====== Stored data

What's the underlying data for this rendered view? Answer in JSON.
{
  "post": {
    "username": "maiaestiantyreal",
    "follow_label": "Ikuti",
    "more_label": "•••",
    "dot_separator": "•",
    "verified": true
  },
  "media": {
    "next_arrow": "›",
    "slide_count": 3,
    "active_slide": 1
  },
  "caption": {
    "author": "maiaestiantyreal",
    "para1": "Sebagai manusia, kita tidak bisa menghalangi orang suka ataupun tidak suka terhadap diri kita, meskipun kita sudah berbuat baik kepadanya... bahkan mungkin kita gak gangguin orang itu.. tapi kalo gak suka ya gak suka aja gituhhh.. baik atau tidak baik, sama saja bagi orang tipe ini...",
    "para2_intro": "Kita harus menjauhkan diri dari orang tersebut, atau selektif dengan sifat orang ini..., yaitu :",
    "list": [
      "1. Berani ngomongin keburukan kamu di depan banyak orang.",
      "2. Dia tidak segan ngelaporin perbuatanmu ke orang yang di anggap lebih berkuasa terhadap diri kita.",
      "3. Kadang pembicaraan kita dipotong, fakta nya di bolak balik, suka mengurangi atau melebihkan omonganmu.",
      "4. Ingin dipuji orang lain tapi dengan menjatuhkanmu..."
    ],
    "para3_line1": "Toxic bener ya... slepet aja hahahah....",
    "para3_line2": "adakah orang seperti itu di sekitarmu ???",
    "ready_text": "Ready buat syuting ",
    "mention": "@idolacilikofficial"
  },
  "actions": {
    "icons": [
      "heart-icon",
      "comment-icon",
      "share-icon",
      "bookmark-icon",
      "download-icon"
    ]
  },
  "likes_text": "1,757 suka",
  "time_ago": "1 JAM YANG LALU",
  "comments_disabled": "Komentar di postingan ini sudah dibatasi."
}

============

→ **Exercise description**
Gather each line in these records that contains the string "tidak".

→ **Solution for this task**
    "para1": "Sebagai manusia, kita tidak bisa menghalangi orang suka ataupun tidak suka terhadap diri kita, meskipun kita sudah berbuat baik kepadanya... bahkan mungkin kita gak gangguin orang itu.. tapi kalo gak suka ya gak suka aja gituhhh.. baik atau tidak baik, sama saja bagi orang tipe ini...",
      "2. Dia tidak segan ngelaporin perbuatanmu ke orang yang di anggap lebih berkuasa terhadap diri kita.",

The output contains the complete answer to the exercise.